── Records supplied

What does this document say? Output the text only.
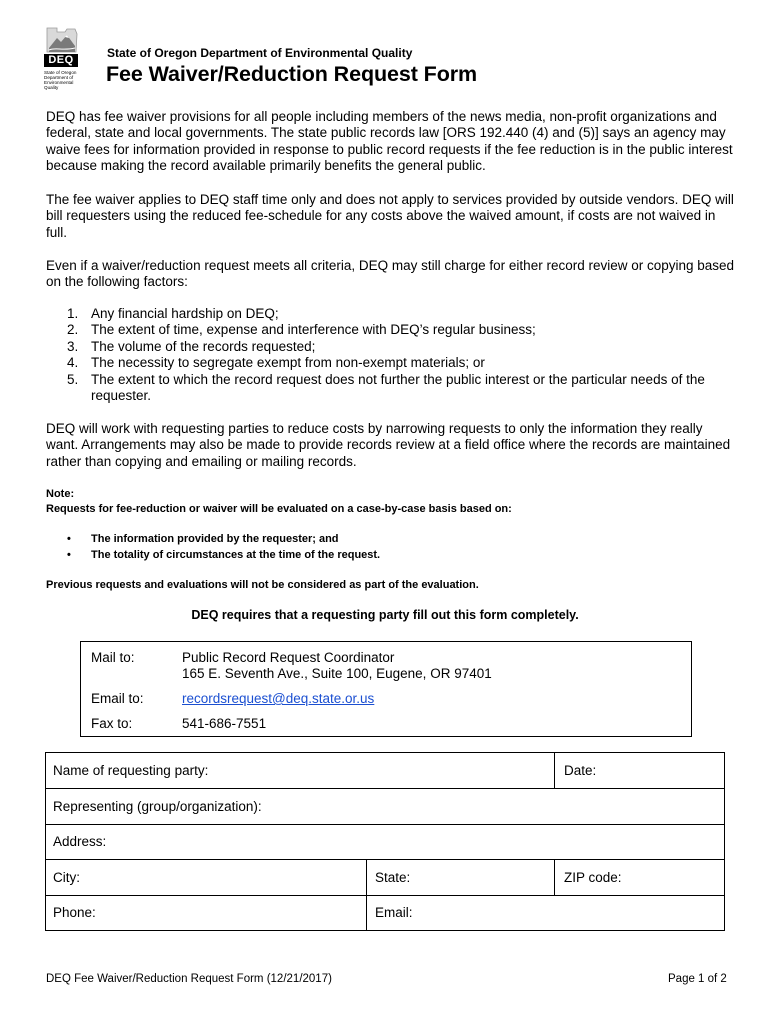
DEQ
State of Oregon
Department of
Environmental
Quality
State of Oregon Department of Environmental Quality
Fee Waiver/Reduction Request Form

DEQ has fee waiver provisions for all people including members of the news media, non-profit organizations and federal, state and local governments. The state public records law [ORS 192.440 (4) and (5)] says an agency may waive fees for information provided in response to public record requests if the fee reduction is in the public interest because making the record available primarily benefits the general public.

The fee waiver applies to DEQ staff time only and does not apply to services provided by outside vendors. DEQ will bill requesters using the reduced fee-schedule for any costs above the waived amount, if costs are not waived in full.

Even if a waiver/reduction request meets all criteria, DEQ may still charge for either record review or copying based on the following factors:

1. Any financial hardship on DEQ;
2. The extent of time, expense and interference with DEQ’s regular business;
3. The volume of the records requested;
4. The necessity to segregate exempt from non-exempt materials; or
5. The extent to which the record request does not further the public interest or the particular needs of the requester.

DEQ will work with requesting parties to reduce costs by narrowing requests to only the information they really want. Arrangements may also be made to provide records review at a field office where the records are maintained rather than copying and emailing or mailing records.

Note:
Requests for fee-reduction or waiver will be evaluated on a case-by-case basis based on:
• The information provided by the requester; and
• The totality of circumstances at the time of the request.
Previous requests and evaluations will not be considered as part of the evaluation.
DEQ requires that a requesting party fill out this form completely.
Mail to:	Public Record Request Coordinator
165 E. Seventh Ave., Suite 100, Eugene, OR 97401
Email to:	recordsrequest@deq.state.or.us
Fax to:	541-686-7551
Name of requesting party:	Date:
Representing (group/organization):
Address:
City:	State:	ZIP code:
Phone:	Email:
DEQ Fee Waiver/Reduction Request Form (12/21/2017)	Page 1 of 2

────

- Exercise description
Output every entry word for word, but omit the pictures.

- The result
What does this document say? Output the text only.
DEQ
State of Oregon
Department of
Environmental
Quality
State of Oregon Department of Environmental Quality
Fee Waiver/Reduction Request Form

DEQ has fee waiver provisions for all people including members of the news media, non-profit organizations and federal, state and local governments. The state public records law [ORS 192.440 (4) and (5)] says an agency may waive fees for information provided in response to public record requests if the fee reduction is in the public interest because making the record available primarily benefits the general public.

The fee waiver applies to DEQ staff time only and does not apply to services provided by outside vendors. DEQ will bill requesters using the reduced fee-schedule for any costs above the waived amount, if costs are not waived in full.

Even if a waiver/reduction request meets all criteria, DEQ may still charge for either record review or copying based on the following factors:

1. Any financial hardship on DEQ;
2. The extent of time, expense and interference with DEQ’s regular business;
3. The volume of the records requested;
4. The necessity to segregate exempt from non-exempt materials; or
5. The extent to which the record request does not further the public interest or the particular needs of the requester.

DEQ will work with requesting parties to reduce costs by narrowing requests to only the information they really want. Arrangements may also be made to provide records review at a field office where the records are maintained rather than copying and emailing or mailing records.

Note:
Requests for fee-reduction or waiver will be evaluated on a case-by-case basis based on:
• The information provided by the requester; and
• The totality of circumstances at the time of the request.
Previous requests and evaluations will not be considered as part of the evaluation.
DEQ requires that a requesting party fill out this form completely.
Mail to:	Public Record Request Coordinator
165 E. Seventh Ave., Suite 100, Eugene, OR 97401
Email to:	recordsrequest@deq.state.or.us
Fax to:	541-686-7551
Name of requesting party:	Date:
Representing (group/organization):
Address:
City:	State:	ZIP code:
Phone:	Email:
DEQ Fee Waiver/Reduction Request Form (12/21/2017)	Page 1 of 2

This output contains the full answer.